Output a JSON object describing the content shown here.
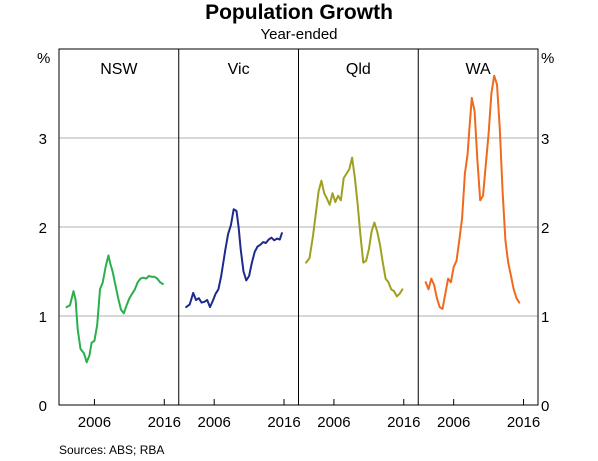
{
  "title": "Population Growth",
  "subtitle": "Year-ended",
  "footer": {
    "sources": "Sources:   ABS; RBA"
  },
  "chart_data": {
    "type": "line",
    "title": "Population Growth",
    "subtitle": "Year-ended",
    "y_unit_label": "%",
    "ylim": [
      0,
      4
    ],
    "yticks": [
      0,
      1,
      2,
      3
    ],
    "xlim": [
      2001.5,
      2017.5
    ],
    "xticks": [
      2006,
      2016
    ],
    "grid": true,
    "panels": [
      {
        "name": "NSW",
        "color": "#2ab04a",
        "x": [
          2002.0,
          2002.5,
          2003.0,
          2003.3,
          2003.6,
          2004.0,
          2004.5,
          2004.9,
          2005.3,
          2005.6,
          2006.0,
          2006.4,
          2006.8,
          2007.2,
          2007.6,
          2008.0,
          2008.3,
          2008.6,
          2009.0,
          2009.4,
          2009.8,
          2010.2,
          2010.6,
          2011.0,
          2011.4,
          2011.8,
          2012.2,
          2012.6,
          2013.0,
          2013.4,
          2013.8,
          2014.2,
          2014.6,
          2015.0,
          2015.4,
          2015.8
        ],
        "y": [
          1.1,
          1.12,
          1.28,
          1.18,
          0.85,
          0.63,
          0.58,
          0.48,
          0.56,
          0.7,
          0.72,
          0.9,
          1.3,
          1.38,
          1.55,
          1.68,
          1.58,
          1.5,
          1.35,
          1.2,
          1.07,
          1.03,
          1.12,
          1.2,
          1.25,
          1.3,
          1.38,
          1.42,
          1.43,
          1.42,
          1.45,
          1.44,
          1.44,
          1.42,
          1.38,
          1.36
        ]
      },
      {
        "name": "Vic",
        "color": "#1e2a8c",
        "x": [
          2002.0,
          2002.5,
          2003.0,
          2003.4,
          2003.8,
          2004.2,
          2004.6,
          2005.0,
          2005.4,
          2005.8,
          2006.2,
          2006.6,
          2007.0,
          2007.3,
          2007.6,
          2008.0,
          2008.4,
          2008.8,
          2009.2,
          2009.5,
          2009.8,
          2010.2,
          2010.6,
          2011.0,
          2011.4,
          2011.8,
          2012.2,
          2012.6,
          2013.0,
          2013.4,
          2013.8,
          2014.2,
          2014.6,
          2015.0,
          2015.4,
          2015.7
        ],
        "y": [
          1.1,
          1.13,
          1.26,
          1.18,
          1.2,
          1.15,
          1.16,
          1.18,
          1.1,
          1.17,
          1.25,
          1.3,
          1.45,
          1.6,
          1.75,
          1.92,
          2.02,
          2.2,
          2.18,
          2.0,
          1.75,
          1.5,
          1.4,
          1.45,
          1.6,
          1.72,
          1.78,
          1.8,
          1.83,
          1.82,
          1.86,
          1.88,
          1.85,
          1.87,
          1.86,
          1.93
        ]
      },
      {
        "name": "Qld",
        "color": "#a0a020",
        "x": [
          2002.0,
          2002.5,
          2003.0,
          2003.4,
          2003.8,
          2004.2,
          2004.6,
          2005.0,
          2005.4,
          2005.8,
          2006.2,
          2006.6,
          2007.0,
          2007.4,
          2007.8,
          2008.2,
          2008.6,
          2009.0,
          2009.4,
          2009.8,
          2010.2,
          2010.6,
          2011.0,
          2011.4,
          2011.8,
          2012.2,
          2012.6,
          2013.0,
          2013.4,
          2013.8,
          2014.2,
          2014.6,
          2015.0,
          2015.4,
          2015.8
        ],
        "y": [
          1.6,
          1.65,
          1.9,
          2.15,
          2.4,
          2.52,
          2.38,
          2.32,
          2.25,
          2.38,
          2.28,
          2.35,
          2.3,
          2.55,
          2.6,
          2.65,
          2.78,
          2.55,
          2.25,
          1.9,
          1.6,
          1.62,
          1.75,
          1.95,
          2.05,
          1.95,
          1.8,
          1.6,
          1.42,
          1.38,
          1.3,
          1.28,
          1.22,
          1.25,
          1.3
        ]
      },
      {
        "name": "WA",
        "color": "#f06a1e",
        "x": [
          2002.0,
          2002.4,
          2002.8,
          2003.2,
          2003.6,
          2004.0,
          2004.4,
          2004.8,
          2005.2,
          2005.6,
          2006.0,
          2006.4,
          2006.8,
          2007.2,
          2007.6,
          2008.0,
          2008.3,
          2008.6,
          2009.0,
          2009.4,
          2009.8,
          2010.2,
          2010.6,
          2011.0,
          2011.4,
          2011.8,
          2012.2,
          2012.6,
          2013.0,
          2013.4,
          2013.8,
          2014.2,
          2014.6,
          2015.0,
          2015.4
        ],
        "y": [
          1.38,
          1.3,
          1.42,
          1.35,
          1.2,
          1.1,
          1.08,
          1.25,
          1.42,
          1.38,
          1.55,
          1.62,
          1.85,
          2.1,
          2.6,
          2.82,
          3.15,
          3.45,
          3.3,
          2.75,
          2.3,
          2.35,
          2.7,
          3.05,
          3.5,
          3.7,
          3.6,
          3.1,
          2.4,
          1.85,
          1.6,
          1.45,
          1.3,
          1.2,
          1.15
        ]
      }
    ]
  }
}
********
◆ Task prompt:
Skip every picture and transcribe the data above exactly.

◆ Exercise solution:
Output a JSON object describing the content shown here.
{
  "title": "Population Growth",
  "subtitle": "Year-ended",
  "footer": {
    "sources": "Sources:   ABS; RBA"
  },
  "chart_data": {
    "type": "line",
    "title": "Population Growth",
    "subtitle": "Year-ended",
    "y_unit_label": "%",
    "ylim": [
      0,
      4
    ],
    "yticks": [
      0,
      1,
      2,
      3
    ],
    "xlim": [
      2001.5,
      2017.5
    ],
    "xticks": [
      2006,
      2016
    ],
    "grid": true,
    "panels": [
      {
        "name": "NSW",
        "color": "#2ab04a",
        "x": [
          2002.0,
          2002.5,
          2003.0,
          2003.3,
          2003.6,
          2004.0,
          2004.5,
          2004.9,
          2005.3,
          2005.6,
          2006.0,
          2006.4,
          2006.8,
          2007.2,
          2007.6,
          2008.0,
          2008.3,
          2008.6,
          2009.0,
          2009.4,
          2009.8,
          2010.2,
          2010.6,
          2011.0,
          2011.4,
          2011.8,
          2012.2,
          2012.6,
          2013.0,
          2013.4,
          2013.8,
          2014.2,
          2014.6,
          2015.0,
          2015.4,
          2015.8
        ],
        "y": [
          1.1,
          1.12,
          1.28,
          1.18,
          0.85,
          0.63,
          0.58,
          0.48,
          0.56,
          0.7,
          0.72,
          0.9,
          1.3,
          1.38,
          1.55,
          1.68,
          1.58,
          1.5,
          1.35,
          1.2,
          1.07,
          1.03,
          1.12,
          1.2,
          1.25,
          1.3,
          1.38,
          1.42,
          1.43,
          1.42,
          1.45,
          1.44,
          1.44,
          1.42,
          1.38,
          1.36
        ]
      },
      {
        "name": "Vic",
        "color": "#1e2a8c",
        "x": [
          2002.0,
          2002.5,
          2003.0,
          2003.4,
          2003.8,
          2004.2,
          2004.6,
          2005.0,
          2005.4,
          2005.8,
          2006.2,
          2006.6,
          2007.0,
          2007.3,
          2007.6,
          2008.0,
          2008.4,
          2008.8,
          2009.2,
          2009.5,
          2009.8,
          2010.2,
          2010.6,
          2011.0,
          2011.4,
          2011.8,
          2012.2,
          2012.6,
          2013.0,
          2013.4,
          2013.8,
          2014.2,
          2014.6,
          2015.0,
          2015.4,
          2015.7
        ],
        "y": [
          1.1,
          1.13,
          1.26,
          1.18,
          1.2,
          1.15,
          1.16,
          1.18,
          1.1,
          1.17,
          1.25,
          1.3,
          1.45,
          1.6,
          1.75,
          1.92,
          2.02,
          2.2,
          2.18,
          2.0,
          1.75,
          1.5,
          1.4,
          1.45,
          1.6,
          1.72,
          1.78,
          1.8,
          1.83,
          1.82,
          1.86,
          1.88,
          1.85,
          1.87,
          1.86,
          1.93
        ]
      },
      {
        "name": "Qld",
        "color": "#a0a020",
        "x": [
          2002.0,
          2002.5,
          2003.0,
          2003.4,
          2003.8,
          2004.2,
          2004.6,
          2005.0,
          2005.4,
          2005.8,
          2006.2,
          2006.6,
          2007.0,
          2007.4,
          2007.8,
          2008.2,
          2008.6,
          2009.0,
          2009.4,
          2009.8,
          2010.2,
          2010.6,
          2011.0,
          2011.4,
          2011.8,
          2012.2,
          2012.6,
          2013.0,
          2013.4,
          2013.8,
          2014.2,
          2014.6,
          2015.0,
          2015.4,
          2015.8
        ],
        "y": [
          1.6,
          1.65,
          1.9,
          2.15,
          2.4,
          2.52,
          2.38,
          2.32,
          2.25,
          2.38,
          2.28,
          2.35,
          2.3,
          2.55,
          2.6,
          2.65,
          2.78,
          2.55,
          2.25,
          1.9,
          1.6,
          1.62,
          1.75,
          1.95,
          2.05,
          1.95,
          1.8,
          1.6,
          1.42,
          1.38,
          1.3,
          1.28,
          1.22,
          1.25,
          1.3
        ]
      },
      {
        "name": "WA",
        "color": "#f06a1e",
        "x": [
          2002.0,
          2002.4,
          2002.8,
          2003.2,
          2003.6,
          2004.0,
          2004.4,
          2004.8,
          2005.2,
          2005.6,
          2006.0,
          2006.4,
          2006.8,
          2007.2,
          2007.6,
          2008.0,
          2008.3,
          2008.6,
          2009.0,
          2009.4,
          2009.8,
          2010.2,
          2010.6,
          2011.0,
          2011.4,
          2011.8,
          2012.2,
          2012.6,
          2013.0,
          2013.4,
          2013.8,
          2014.2,
          2014.6,
          2015.0,
          2015.4
        ],
        "y": [
          1.38,
          1.3,
          1.42,
          1.35,
          1.2,
          1.1,
          1.08,
          1.25,
          1.42,
          1.38,
          1.55,
          1.62,
          1.85,
          2.1,
          2.6,
          2.82,
          3.15,
          3.45,
          3.3,
          2.75,
          2.3,
          2.35,
          2.7,
          3.05,
          3.5,
          3.7,
          3.6,
          3.1,
          2.4,
          1.85,
          1.6,
          1.45,
          1.3,
          1.2,
          1.15
        ]
      }
    ]
  }
}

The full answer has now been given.